---------- Data supplied ----------

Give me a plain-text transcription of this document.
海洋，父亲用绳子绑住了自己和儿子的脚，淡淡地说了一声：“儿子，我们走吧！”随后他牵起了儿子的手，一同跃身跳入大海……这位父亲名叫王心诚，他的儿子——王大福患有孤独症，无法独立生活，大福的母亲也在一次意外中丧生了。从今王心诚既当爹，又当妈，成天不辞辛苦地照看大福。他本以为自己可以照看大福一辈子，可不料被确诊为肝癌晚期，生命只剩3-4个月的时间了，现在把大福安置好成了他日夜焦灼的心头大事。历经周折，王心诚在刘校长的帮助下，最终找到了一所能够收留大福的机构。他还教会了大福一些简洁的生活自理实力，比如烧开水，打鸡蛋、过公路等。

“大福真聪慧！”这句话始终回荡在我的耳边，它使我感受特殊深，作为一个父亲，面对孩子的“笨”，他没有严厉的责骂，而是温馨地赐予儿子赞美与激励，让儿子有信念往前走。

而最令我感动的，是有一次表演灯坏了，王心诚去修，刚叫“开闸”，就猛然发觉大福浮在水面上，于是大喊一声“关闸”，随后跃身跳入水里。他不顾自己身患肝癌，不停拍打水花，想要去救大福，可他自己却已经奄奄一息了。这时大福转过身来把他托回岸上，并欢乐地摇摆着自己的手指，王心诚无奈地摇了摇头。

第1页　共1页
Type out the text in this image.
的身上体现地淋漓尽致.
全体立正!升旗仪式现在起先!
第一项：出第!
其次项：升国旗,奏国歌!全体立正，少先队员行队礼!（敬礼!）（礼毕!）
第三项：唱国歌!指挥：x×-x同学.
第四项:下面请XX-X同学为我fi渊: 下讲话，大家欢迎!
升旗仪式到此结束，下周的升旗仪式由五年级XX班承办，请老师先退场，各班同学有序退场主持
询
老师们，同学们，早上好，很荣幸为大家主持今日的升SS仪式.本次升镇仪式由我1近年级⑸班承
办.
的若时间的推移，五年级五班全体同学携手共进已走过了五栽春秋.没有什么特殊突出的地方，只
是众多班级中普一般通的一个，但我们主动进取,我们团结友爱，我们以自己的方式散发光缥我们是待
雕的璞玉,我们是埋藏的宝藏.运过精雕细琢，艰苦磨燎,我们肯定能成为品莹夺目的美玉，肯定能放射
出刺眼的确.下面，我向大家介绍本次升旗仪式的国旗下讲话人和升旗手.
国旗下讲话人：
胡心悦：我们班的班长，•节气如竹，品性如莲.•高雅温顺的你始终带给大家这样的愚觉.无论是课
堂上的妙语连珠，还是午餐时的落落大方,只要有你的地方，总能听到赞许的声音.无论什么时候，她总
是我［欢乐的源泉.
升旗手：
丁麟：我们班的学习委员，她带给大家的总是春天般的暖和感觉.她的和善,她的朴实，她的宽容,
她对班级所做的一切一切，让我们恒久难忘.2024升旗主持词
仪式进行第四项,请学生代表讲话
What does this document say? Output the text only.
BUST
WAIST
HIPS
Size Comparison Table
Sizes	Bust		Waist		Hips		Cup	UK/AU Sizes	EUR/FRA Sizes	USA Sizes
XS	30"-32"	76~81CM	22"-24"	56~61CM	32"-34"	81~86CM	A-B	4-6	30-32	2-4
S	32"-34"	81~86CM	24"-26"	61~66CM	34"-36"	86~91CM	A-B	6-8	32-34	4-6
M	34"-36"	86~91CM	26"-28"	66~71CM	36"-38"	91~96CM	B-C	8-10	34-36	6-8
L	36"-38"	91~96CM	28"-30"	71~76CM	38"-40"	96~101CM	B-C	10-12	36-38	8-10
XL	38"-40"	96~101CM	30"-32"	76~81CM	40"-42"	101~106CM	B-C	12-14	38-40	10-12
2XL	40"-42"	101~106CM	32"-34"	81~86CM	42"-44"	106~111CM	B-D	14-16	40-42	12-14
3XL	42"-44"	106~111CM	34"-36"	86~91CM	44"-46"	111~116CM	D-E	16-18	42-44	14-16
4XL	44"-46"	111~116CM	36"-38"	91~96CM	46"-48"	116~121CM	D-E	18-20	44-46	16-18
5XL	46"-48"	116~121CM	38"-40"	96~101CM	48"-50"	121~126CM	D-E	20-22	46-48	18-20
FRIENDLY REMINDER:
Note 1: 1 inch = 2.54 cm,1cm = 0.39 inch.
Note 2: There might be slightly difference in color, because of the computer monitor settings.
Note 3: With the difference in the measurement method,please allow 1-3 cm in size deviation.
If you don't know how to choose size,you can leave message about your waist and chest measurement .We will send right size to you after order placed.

----------

### Task
Copy out every line of the data above, exactly as given.

### Response below
Give me a plain-text transcription of this document.
海洋，父亲用绳子绑住了自己和儿子的脚，淡淡地说了一声：“儿子，我们走吧！”随后他牵起了儿子的手，一同跃身跳入大海……这位父亲名叫王心诚，他的儿子——王大福患有孤独症，无法独立生活，大福的母亲也在一次意外中丧生了。从今王心诚既当爹，又当妈，成天不辞辛苦地照看大福。他本以为自己可以照看大福一辈子，可不料被确诊为肝癌晚期，生命只剩3-4个月的时间了，现在把大福安置好成了他日夜焦灼的心头大事。历经周折，王心诚在刘校长的帮助下，最终找到了一所能够收留大福的机构。他还教会了大福一些简洁的生活自理实力，比如烧开水，打鸡蛋、过公路等。

“大福真聪慧！”这句话始终回荡在我的耳边，它使我感受特殊深，作为一个父亲，面对孩子的“笨”，他没有严厉的责骂，而是温馨地赐予儿子赞美与激励，让儿子有信念往前走。

而最令我感动的，是有一次表演灯坏了，王心诚去修，刚叫“开闸”，就猛然发觉大福浮在水面上，于是大喊一声“关闸”，随后跃身跳入水里。他不顾自己身患肝癌，不停拍打水花，想要去救大福，可他自己却已经奄奄一息了。这时大福转过身来把他托回岸上，并欢乐地摇摆着自己的手指，王心诚无奈地摇了摇头。

第1页　共1页
Type out the text in this image.
的身上体现地淋漓尽致.
全体立正!升旗仪式现在起先!
第一项：出第!
其次项：升国旗,奏国歌!全体立正，少先队员行队礼!（敬礼!）（礼毕!）
第三项：唱国歌!指挥：x×-x同学.
第四项:下面请XX-X同学为我fi渊: 下讲话，大家欢迎!
升旗仪式到此结束，下周的升旗仪式由五年级XX班承办，请老师先退场，各班同学有序退场主持
询
老师们，同学们，早上好，很荣幸为大家主持今日的升SS仪式.本次升镇仪式由我1近年级⑸班承
办.
的若时间的推移，五年级五班全体同学携手共进已走过了五栽春秋.没有什么特殊突出的地方，只
是众多班级中普一般通的一个，但我们主动进取,我们团结友爱，我们以自己的方式散发光缥我们是待
雕的璞玉,我们是埋藏的宝藏.运过精雕细琢，艰苦磨燎,我们肯定能成为品莹夺目的美玉，肯定能放射
出刺眼的确.下面，我向大家介绍本次升旗仪式的国旗下讲话人和升旗手.
国旗下讲话人：
胡心悦：我们班的班长，•节气如竹，品性如莲.•高雅温顺的你始终带给大家这样的愚觉.无论是课
堂上的妙语连珠，还是午餐时的落落大方,只要有你的地方，总能听到赞许的声音.无论什么时候，她总
是我［欢乐的源泉.
升旗手：
丁麟：我们班的学习委员，她带给大家的总是春天般的暖和感觉.她的和善,她的朴实，她的宽容,
她对班级所做的一切一切，让我们恒久难忘.2024升旗主持词
仪式进行第四项,请学生代表讲话
What does this document say? Output the text only.
BUST
WAIST
HIPS
Size Comparison Table
Sizes	Bust		Waist		Hips		Cup	UK/AU Sizes	EUR/FRA Sizes	USA Sizes
XS	30"-32"	76~81CM	22"-24"	56~61CM	32"-34"	81~86CM	A-B	4-6	30-32	2-4
S	32"-34"	81~86CM	24"-26"	61~66CM	34"-36"	86~91CM	A-B	6-8	32-34	4-6
M	34"-36"	86~91CM	26"-28"	66~71CM	36"-38"	91~96CM	B-C	8-10	34-36	6-8
L	36"-38"	91~96CM	28"-30"	71~76CM	38"-40"	96~101CM	B-C	10-12	36-38	8-10
XL	38"-40"	96~101CM	30"-32"	76~81CM	40"-42"	101~106CM	B-C	12-14	38-40	10-12
2XL	40"-42"	101~106CM	32"-34"	81~86CM	42"-44"	106~111CM	B-D	14-16	40-42	12-14
3XL	42"-44"	106~111CM	34"-36"	86~91CM	44"-46"	111~116CM	D-E	16-18	42-44	14-16
4XL	44"-46"	111~116CM	36"-38"	91~96CM	46"-48"	116~121CM	D-E	18-20	44-46	16-18
5XL	46"-48"	116~121CM	38"-40"	96~101CM	48"-50"	121~126CM	D-E	20-22	46-48	18-20
FRIENDLY REMINDER:
Note 1: 1 inch = 2.54 cm,1cm = 0.39 inch.
Note 2: There might be slightly difference in color, because of the computer monitor settings.
Note 3: With the difference in the measurement method,please allow 1-3 cm in size deviation.
If you don't know how to choose size,you can leave message about your waist and chest measurement .We will send right size to you after order placed.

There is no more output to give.